■ Data

+--

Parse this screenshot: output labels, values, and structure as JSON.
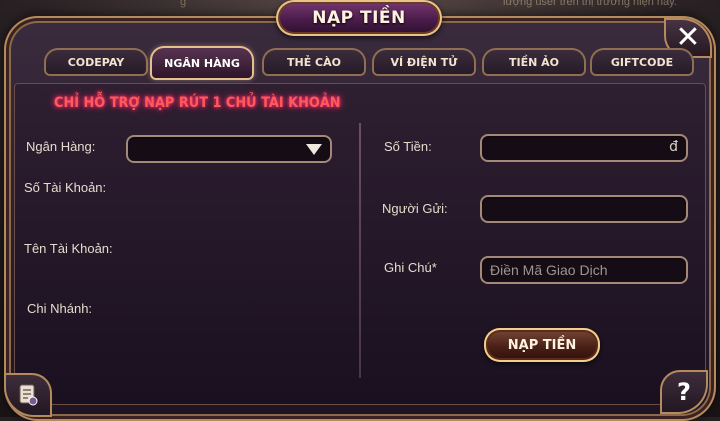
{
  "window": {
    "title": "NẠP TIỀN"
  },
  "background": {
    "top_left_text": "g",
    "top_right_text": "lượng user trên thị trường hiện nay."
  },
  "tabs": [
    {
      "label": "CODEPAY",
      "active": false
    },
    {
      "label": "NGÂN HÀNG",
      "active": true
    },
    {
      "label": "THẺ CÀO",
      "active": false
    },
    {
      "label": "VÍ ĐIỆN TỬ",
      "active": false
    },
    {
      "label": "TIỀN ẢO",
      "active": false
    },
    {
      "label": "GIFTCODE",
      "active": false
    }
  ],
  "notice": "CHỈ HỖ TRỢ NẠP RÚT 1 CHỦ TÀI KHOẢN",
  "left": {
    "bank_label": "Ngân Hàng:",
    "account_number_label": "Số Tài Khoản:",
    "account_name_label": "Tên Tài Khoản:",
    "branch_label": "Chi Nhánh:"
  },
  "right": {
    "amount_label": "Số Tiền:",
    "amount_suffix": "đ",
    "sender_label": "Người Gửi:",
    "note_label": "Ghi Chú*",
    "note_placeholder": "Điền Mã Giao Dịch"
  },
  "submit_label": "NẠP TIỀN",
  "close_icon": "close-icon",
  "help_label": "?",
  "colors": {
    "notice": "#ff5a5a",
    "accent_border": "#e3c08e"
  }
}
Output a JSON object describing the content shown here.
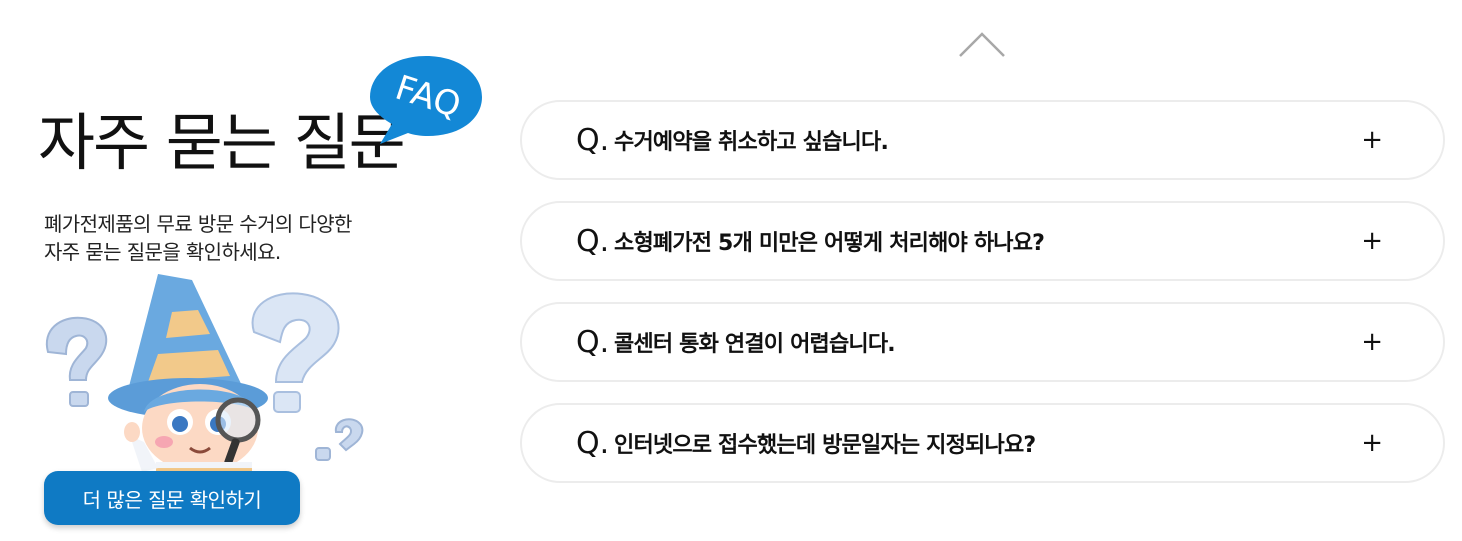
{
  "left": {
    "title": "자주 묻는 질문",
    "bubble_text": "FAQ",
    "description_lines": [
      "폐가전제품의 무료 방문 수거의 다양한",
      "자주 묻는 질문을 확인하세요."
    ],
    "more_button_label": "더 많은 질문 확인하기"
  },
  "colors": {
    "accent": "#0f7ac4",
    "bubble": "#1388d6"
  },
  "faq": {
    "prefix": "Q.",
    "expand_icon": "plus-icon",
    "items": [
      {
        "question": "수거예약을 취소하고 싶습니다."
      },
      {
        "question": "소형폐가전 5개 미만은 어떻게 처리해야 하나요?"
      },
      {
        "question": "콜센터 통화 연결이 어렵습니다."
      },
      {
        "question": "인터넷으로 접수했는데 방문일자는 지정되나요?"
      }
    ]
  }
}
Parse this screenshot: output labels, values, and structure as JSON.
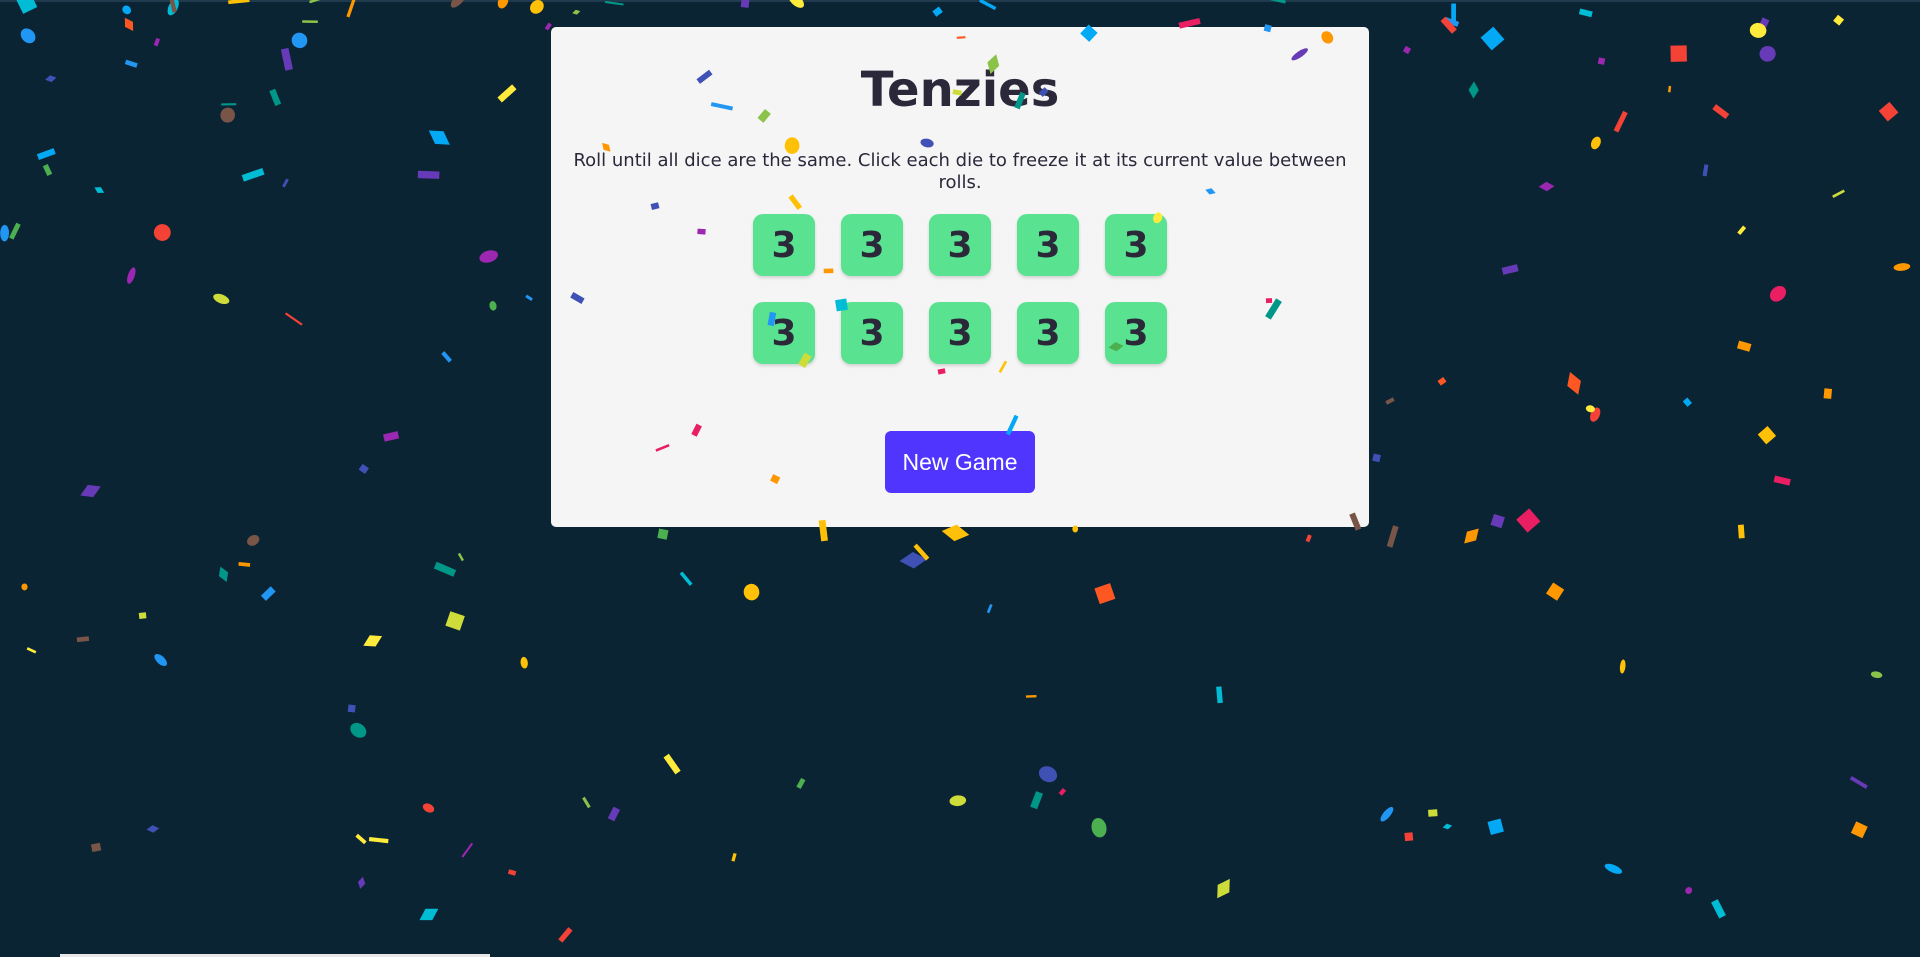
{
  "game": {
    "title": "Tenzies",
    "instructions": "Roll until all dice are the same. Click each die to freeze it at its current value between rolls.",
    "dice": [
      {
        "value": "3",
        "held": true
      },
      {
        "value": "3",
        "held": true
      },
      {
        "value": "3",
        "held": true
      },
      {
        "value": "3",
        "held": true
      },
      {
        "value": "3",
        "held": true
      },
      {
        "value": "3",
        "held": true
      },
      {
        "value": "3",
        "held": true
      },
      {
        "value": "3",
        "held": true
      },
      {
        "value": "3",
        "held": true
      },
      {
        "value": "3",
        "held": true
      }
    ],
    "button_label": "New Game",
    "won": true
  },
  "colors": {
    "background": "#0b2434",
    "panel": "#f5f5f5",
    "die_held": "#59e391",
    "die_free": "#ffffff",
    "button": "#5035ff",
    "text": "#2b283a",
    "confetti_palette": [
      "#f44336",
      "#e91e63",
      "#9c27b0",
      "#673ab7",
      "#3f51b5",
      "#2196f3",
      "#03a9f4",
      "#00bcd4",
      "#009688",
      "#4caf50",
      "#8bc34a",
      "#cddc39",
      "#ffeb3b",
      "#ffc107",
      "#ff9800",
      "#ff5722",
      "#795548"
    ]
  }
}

+--

■ Task requirements
Transcribe the records above verbatim. Do not carry over any picture.

■ Output of the task
Parse this screenshot: output labels, values, and structure as JSON.
{
  "window": {
    "title": "NẠP TIỀN"
  },
  "background": {
    "top_left_text": "g",
    "top_right_text": "lượng user trên thị trường hiện nay."
  },
  "tabs": [
    {
      "label": "CODEPAY",
      "active": false
    },
    {
      "label": "NGÂN HÀNG",
      "active": true
    },
    {
      "label": "THẺ CÀO",
      "active": false
    },
    {
      "label": "VÍ ĐIỆN TỬ",
      "active": false
    },
    {
      "label": "TIỀN ẢO",
      "active": false
    },
    {
      "label": "GIFTCODE",
      "active": false
    }
  ],
  "notice": "CHỈ HỖ TRỢ NẠP RÚT 1 CHỦ TÀI KHOẢN",
  "left": {
    "bank_label": "Ngân Hàng:",
    "account_number_label": "Số Tài Khoản:",
    "account_name_label": "Tên Tài Khoản:",
    "branch_label": "Chi Nhánh:"
  },
  "right": {
    "amount_label": "Số Tiền:",
    "amount_suffix": "đ",
    "sender_label": "Người Gửi:",
    "note_label": "Ghi Chú*",
    "note_placeholder": "Điền Mã Giao Dịch"
  },
  "submit_label": "NẠP TIỀN",
  "close_icon": "close-icon",
  "help_label": "?",
  "colors": {
    "notice": "#ff5a5a",
    "accent_border": "#e3c08e"
  }
}
Output a JSON object describing the content shown here.
{
  "left": {
    "title": "자주 묻는 질문",
    "bubble_text": "FAQ",
    "description_lines": [
      "폐가전제품의 무료 방문 수거의 다양한",
      "자주 묻는 질문을 확인하세요."
    ],
    "more_button_label": "더 많은 질문 확인하기"
  },
  "colors": {
    "accent": "#0f7ac4",
    "bubble": "#1388d6"
  },
  "faq": {
    "prefix": "Q.",
    "expand_icon": "plus-icon",
    "items": [
      {
        "question": "수거예약을 취소하고 싶습니다."
      },
      {
        "question": "소형폐가전 5개 미만은 어떻게 처리해야 하나요?"
      },
      {
        "question": "콜센터 통화 연결이 어렵습니다."
      },
      {
        "question": "인터넷으로 접수했는데 방문일자는 지정되나요?"
      }
    ]
  }
}
Parse this screenshot: output labels, values, and structure as JSON.
{
  "game": {
    "title": "Tenzies",
    "instructions": "Roll until all dice are the same. Click each die to freeze it at its current value between rolls.",
    "dice": [
      {
        "value": "3",
        "held": true
      },
      {
        "value": "3",
        "held": true
      },
      {
        "value": "3",
        "held": true
      },
      {
        "value": "3",
        "held": true
      },
      {
        "value": "3",
        "held": true
      },
      {
        "value": "3",
        "held": true
      },
      {
        "value": "3",
        "held": true
      },
      {
        "value": "3",
        "held": true
      },
      {
        "value": "3",
        "held": true
      },
      {
        "value": "3",
        "held": true
      }
    ],
    "button_label": "New Game",
    "won": true
  },
  "colors": {
    "background": "#0b2434",
    "panel": "#f5f5f5",
    "die_held": "#59e391",
    "die_free": "#ffffff",
    "button": "#5035ff",
    "text": "#2b283a",
    "confetti_palette": [
      "#f44336",
      "#e91e63",
      "#9c27b0",
      "#673ab7",
      "#3f51b5",
      "#2196f3",
      "#03a9f4",
      "#00bcd4",
      "#009688",
      "#4caf50",
      "#8bc34a",
      "#cddc39",
      "#ffeb3b",
      "#ffc107",
      "#ff9800",
      "#ff5722",
      "#795548"
    ]
  }
}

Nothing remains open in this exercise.